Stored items

★ ★ ★ ★

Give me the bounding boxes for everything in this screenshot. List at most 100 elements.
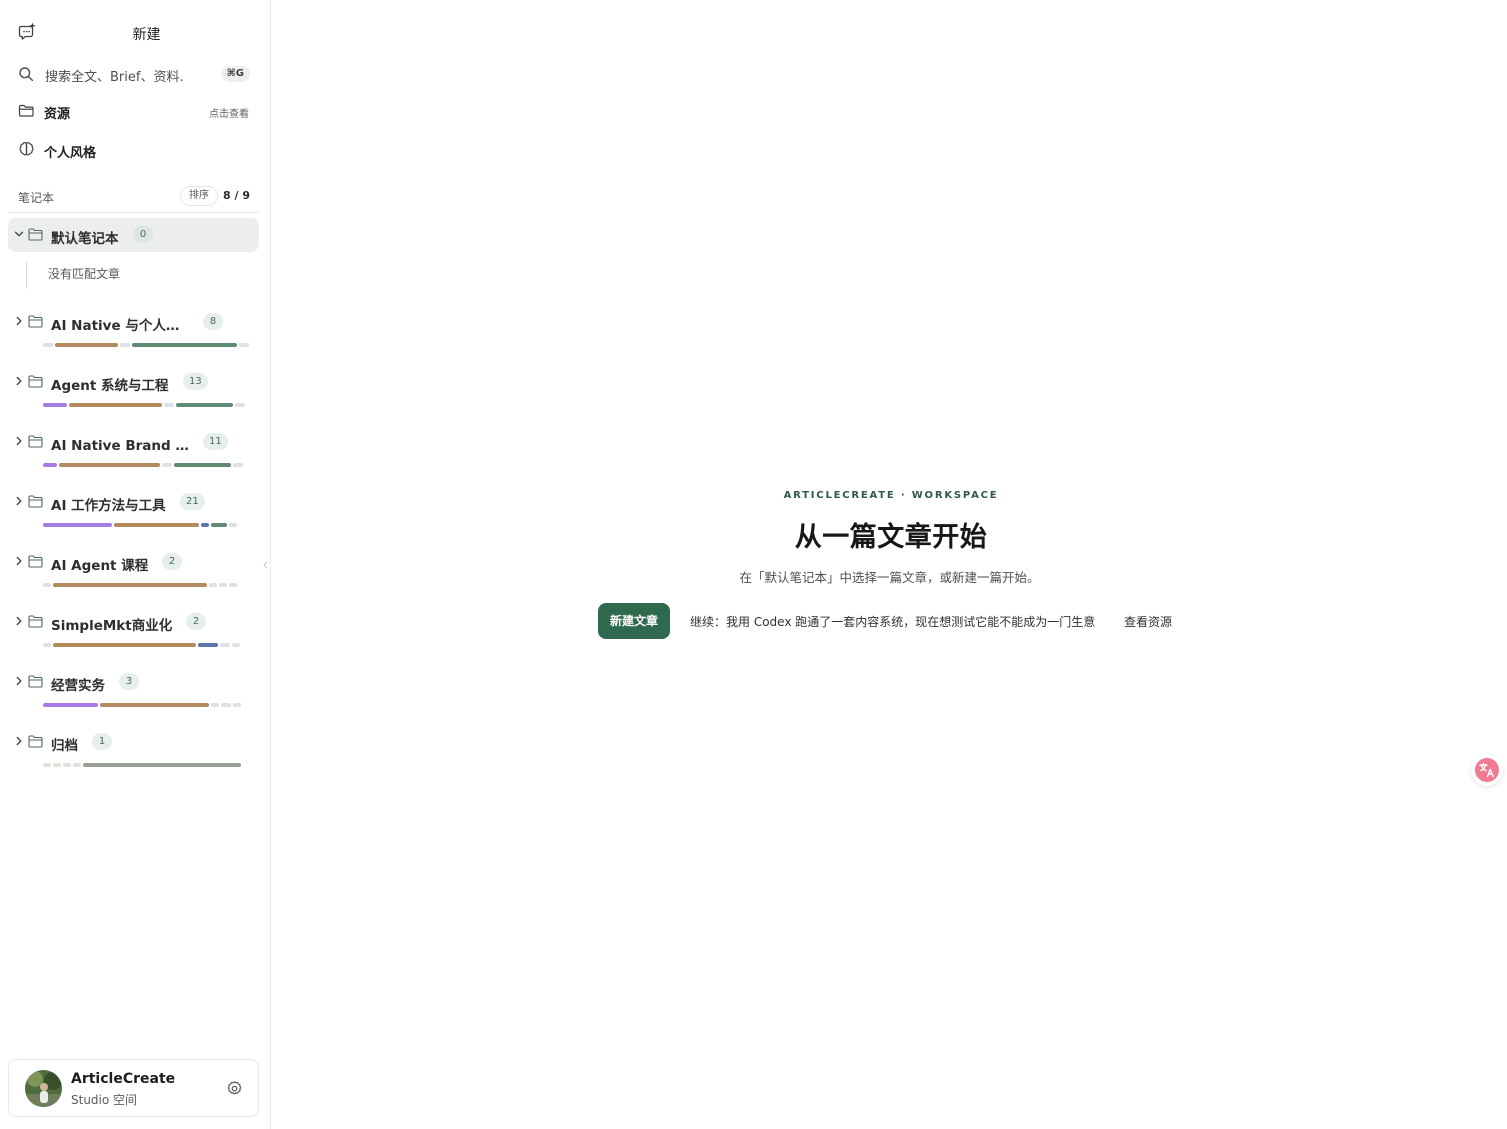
chevron-right-icon[interactable] bbox=[13, 375, 25, 387]
notebook-count-badge: 13 bbox=[183, 373, 208, 390]
notebook-name: AI Native Brand 与... bbox=[51, 438, 189, 454]
notebook-item[interactable]: 经营实务 3 bbox=[8, 665, 259, 699]
notebook-item[interactable]: AI Native 与个人进化 8 bbox=[8, 305, 259, 339]
progress-segment bbox=[132, 343, 237, 347]
notebook-progress-bar bbox=[43, 703, 249, 707]
translate-button[interactable] bbox=[1471, 754, 1503, 786]
notebooks-header: 笔记本 排序 8 / 9 bbox=[18, 186, 250, 206]
translate-icon bbox=[1475, 758, 1499, 782]
divider bbox=[8, 212, 259, 213]
progress-segment bbox=[201, 523, 209, 527]
notebook-progress-bar bbox=[43, 523, 249, 527]
folder-icon bbox=[28, 615, 43, 628]
progress-segment bbox=[229, 583, 237, 587]
search-placeholder: 搜索全文、Brief、资料. bbox=[45, 70, 184, 85]
notebook-item[interactable]: AI Native Brand 与... 11 bbox=[8, 425, 259, 459]
progress-segment bbox=[221, 703, 231, 707]
progress-segment bbox=[229, 523, 237, 527]
notebook-name: AI 工作方法与工具 bbox=[51, 498, 166, 514]
progress-segment bbox=[114, 523, 199, 527]
chevron-right-icon[interactable] bbox=[13, 495, 25, 507]
main-workspace: ARTICLECREATE · WORKSPACE 从一篇文章开始 在「默认笔记… bbox=[272, 0, 1507, 1129]
search-shortcut-badge: ⌘G bbox=[220, 66, 250, 82]
chevron-right-icon[interactable] bbox=[13, 315, 25, 327]
new-button[interactable]: 新建 bbox=[0, 18, 271, 46]
progress-segment bbox=[233, 703, 241, 707]
new-article-button[interactable]: 新建文章 bbox=[598, 603, 670, 639]
progress-segment bbox=[73, 763, 81, 767]
progress-segment bbox=[174, 463, 231, 467]
sidebar-item-label: 资源 bbox=[44, 107, 71, 122]
progress-segment bbox=[100, 703, 209, 707]
chevron-right-icon[interactable] bbox=[13, 555, 25, 567]
folder-icon bbox=[28, 375, 43, 388]
notebook-empty-text: 没有匹配文章 bbox=[26, 262, 120, 289]
progress-segment bbox=[53, 763, 61, 767]
continue-article-link[interactable]: 继续：我用 Codex 跑通了一套内容系统，现在想测试它能不能成为一门生意 bbox=[690, 613, 1095, 630]
progress-segment bbox=[83, 763, 241, 767]
progress-segment bbox=[209, 583, 217, 587]
notebook-count-badge: 3 bbox=[119, 673, 139, 690]
progress-segment bbox=[43, 583, 51, 587]
progress-segment bbox=[233, 463, 243, 467]
profile-card[interactable]: ArticleCreate Studio 空间 bbox=[8, 1059, 259, 1117]
notebook-count-badge: 0 bbox=[133, 226, 153, 243]
folder-icon bbox=[28, 315, 43, 328]
notebook-name: SimpleMkt商业化 bbox=[51, 618, 173, 634]
workspace-eyebrow: ARTICLECREATE · WORKSPACE bbox=[783, 490, 999, 501]
notebook-item[interactable]: SimpleMkt商业化 2 bbox=[8, 605, 259, 639]
profile-subtitle: Studio 空间 bbox=[71, 1093, 138, 1107]
notebook-item[interactable]: AI Agent 课程 2 bbox=[8, 545, 259, 579]
progress-segment bbox=[63, 763, 71, 767]
search-icon bbox=[19, 67, 34, 82]
notebook-count-badge: 2 bbox=[162, 553, 182, 570]
progress-segment bbox=[198, 643, 218, 647]
view-resources-link[interactable]: 查看资源 bbox=[1124, 613, 1172, 630]
notebook-name: 默认笔记本 bbox=[51, 231, 119, 247]
folder-icon bbox=[28, 735, 43, 748]
notebook-name: 归档 bbox=[51, 738, 78, 754]
folder-icon bbox=[28, 495, 43, 508]
progress-segment bbox=[176, 403, 233, 407]
page-title: 从一篇文章开始 bbox=[794, 522, 988, 553]
notebooks-count: 8 / 9 bbox=[223, 189, 250, 202]
notebooks-title: 笔记本 bbox=[18, 191, 55, 205]
chevron-left-icon bbox=[263, 562, 267, 568]
progress-segment bbox=[43, 523, 112, 527]
progress-segment bbox=[59, 463, 160, 467]
notebook-name: Agent 系统与工程 bbox=[51, 378, 169, 394]
notebook-item[interactable]: 归档 1 bbox=[8, 725, 259, 759]
progress-segment bbox=[43, 703, 98, 707]
chevron-right-icon[interactable] bbox=[13, 615, 25, 627]
notebook-progress-bar bbox=[43, 403, 249, 407]
progress-segment bbox=[43, 463, 57, 467]
notebook-item[interactable]: AI 工作方法与工具 21 bbox=[8, 485, 259, 519]
new-button-label: 新建 bbox=[132, 27, 161, 43]
collapse-sidebar-handle[interactable] bbox=[258, 557, 272, 573]
progress-segment bbox=[164, 403, 174, 407]
progress-segment bbox=[43, 343, 53, 347]
notebook-progress-bar bbox=[43, 643, 249, 647]
chevron-down-icon[interactable] bbox=[13, 228, 25, 240]
sidebar-item-label: 个人风格 bbox=[44, 146, 97, 161]
gear-icon[interactable] bbox=[226, 1080, 243, 1097]
progress-segment bbox=[120, 343, 130, 347]
notebook-progress-bar bbox=[43, 463, 249, 467]
progress-segment bbox=[69, 403, 162, 407]
progress-segment bbox=[43, 643, 51, 647]
chevron-right-icon[interactable] bbox=[13, 675, 25, 687]
sort-button[interactable]: 排序 bbox=[180, 186, 218, 206]
chevron-right-icon[interactable] bbox=[13, 735, 25, 747]
progress-segment bbox=[235, 403, 245, 407]
folder-icon bbox=[28, 555, 43, 568]
progress-segment bbox=[211, 523, 227, 527]
progress-segment bbox=[232, 643, 240, 647]
sidebar-item-resources[interactable]: 资源 点击查看 bbox=[10, 97, 260, 125]
search-input[interactable]: 搜索全文、Brief、资料. ⌘G bbox=[10, 60, 260, 88]
sidebar-item-personal-style[interactable]: 个人风格 bbox=[10, 136, 260, 164]
folder-icon bbox=[18, 104, 34, 117]
chevron-right-icon[interactable] bbox=[13, 435, 25, 447]
notebook-item[interactable]: Agent 系统与工程 13 bbox=[8, 365, 259, 399]
notebook-item[interactable]: 默认笔记本 0 bbox=[8, 218, 259, 252]
progress-segment bbox=[239, 343, 249, 347]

★ ★ ★ ★

■ **PROBLEM**:
Tally how many lines in the records above contain the string "profile", and reply with only that number.

■ **RESPONSE**:
2